Scan the lines below for the word "ENERGIE". Copy each line you find it in.

* start *

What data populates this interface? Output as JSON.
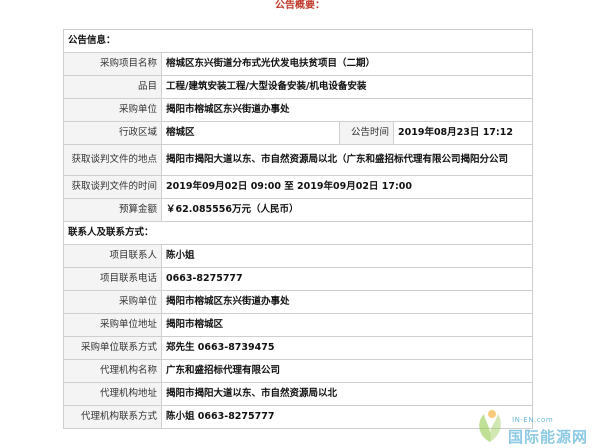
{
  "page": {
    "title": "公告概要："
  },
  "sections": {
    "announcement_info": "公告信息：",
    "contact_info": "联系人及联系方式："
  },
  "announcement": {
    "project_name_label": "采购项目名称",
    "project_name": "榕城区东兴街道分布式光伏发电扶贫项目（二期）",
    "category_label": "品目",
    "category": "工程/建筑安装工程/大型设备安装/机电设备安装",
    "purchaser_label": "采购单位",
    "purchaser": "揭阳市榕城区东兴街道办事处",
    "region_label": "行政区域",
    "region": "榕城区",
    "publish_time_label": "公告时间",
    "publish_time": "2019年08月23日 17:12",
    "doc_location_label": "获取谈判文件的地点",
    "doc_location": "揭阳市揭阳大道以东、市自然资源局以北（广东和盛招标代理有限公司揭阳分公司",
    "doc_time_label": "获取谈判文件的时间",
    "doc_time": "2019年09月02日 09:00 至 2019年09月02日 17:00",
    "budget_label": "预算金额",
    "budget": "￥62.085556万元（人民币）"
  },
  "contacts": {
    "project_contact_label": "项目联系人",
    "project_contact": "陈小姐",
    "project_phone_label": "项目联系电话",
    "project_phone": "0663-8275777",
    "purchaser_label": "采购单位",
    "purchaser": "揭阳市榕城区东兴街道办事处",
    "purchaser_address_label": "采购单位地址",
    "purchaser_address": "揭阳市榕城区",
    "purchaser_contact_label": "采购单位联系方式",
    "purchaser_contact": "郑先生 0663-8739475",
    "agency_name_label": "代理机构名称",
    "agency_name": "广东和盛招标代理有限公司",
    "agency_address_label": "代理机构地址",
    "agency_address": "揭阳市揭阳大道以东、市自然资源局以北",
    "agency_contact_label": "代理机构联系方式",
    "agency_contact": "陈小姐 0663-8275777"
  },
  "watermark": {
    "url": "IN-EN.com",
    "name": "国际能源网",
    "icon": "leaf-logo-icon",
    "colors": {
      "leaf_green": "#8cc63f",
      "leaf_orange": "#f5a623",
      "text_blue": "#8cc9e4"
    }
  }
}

* end *
* start *

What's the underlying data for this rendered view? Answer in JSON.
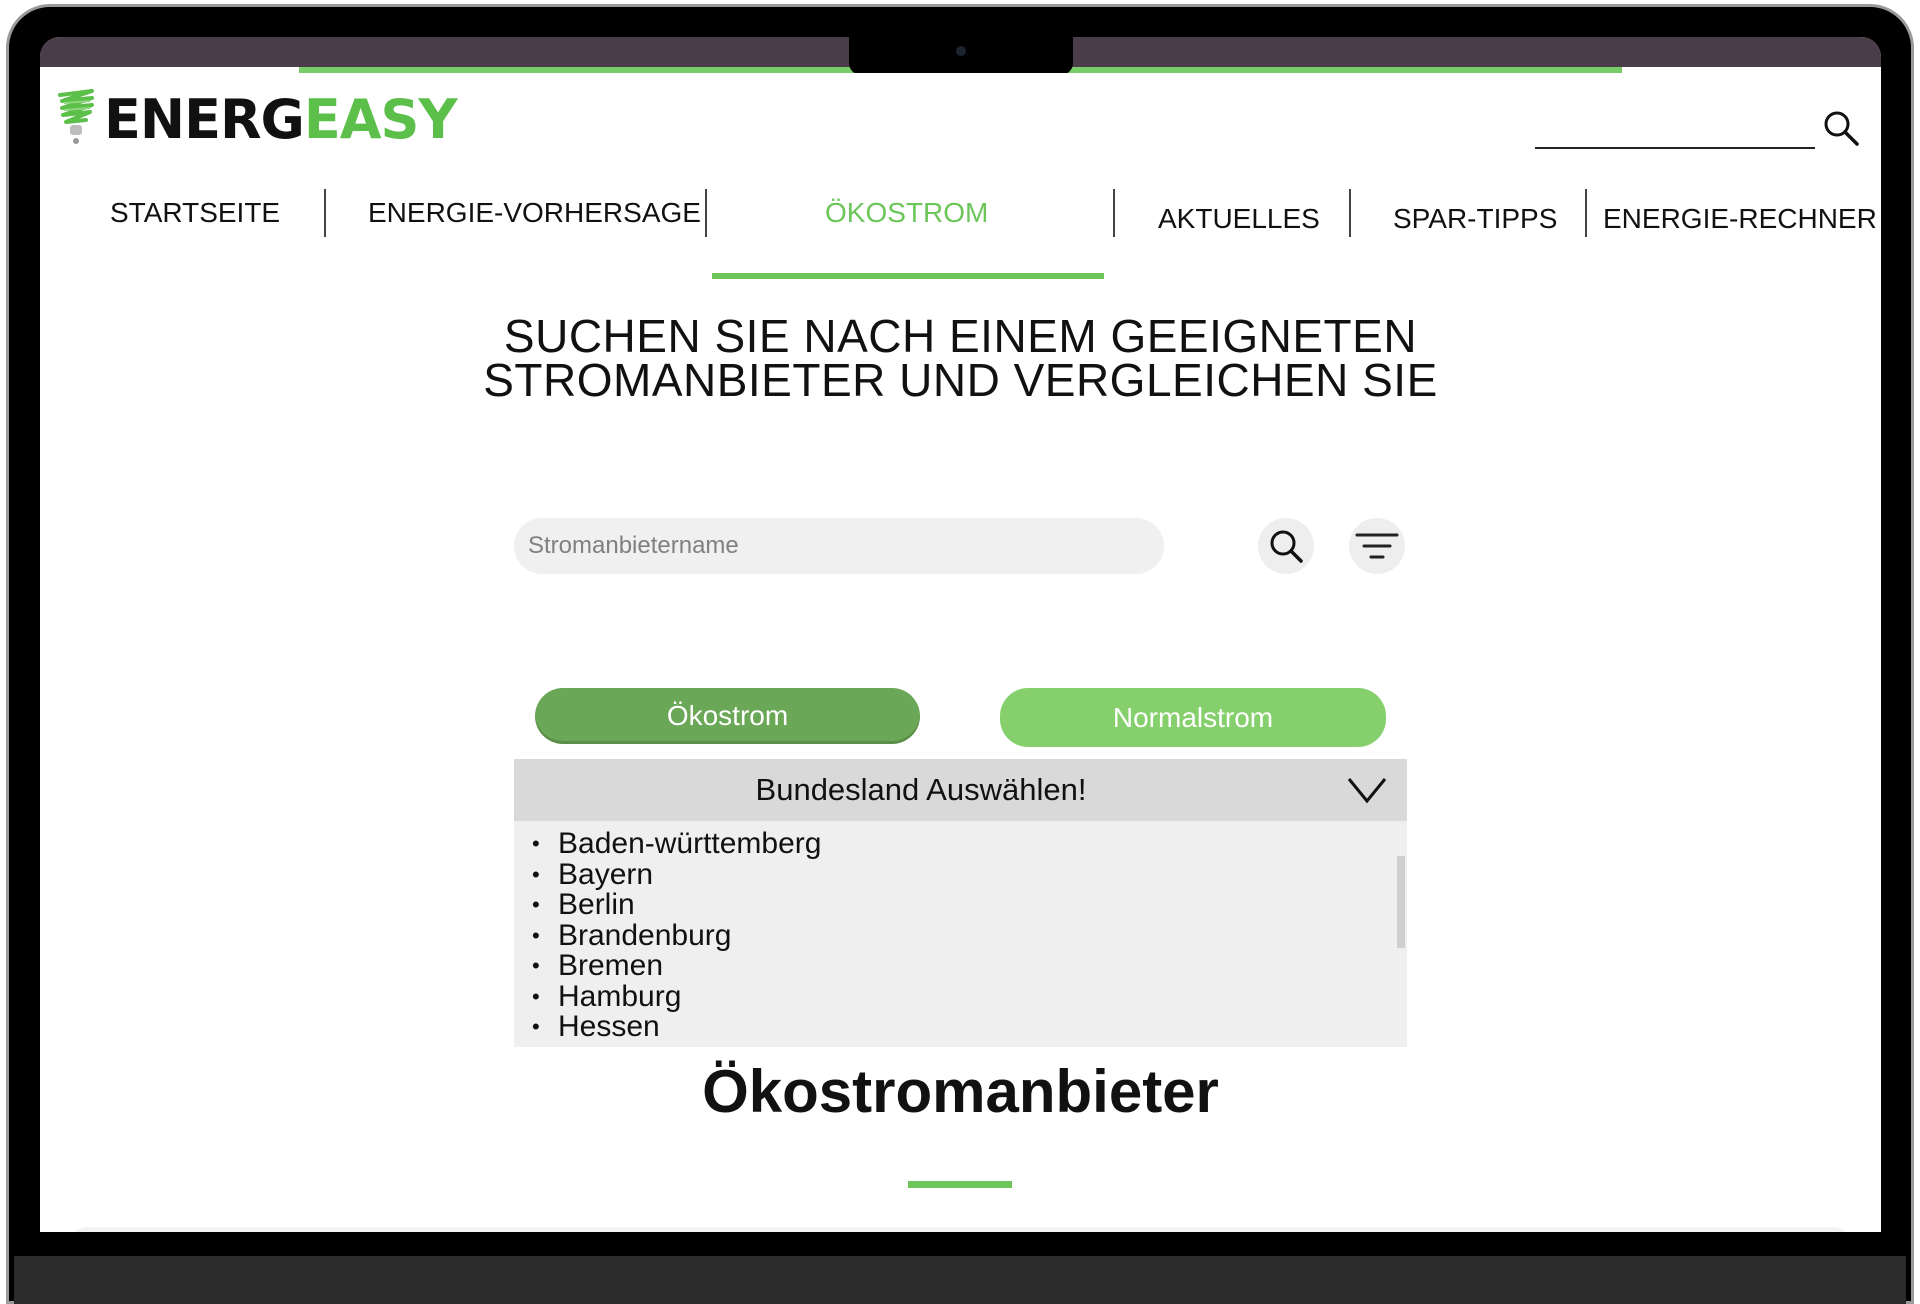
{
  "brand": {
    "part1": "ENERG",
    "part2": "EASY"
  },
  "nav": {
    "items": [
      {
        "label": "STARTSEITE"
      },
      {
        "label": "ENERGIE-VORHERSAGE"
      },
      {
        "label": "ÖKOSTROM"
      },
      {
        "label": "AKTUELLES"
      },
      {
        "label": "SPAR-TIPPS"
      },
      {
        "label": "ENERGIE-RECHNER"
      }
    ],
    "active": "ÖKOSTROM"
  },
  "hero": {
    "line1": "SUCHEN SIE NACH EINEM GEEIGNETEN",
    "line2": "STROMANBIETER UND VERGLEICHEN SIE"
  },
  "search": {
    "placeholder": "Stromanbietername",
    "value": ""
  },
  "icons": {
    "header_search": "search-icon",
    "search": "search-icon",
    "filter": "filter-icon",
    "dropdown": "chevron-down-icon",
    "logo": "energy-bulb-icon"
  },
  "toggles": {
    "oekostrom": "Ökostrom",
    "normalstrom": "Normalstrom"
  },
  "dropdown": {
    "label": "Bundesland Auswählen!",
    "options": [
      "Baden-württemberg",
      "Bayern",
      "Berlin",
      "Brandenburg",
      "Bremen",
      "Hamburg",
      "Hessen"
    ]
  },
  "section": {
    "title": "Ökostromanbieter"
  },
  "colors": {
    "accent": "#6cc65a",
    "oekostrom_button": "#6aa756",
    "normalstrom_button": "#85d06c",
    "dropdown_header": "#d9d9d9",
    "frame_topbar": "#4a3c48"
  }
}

* end *

Correct response —
        "label": "ENERGIE-VORHERSAGE"
        "label": "ENERGIE-RECHNER"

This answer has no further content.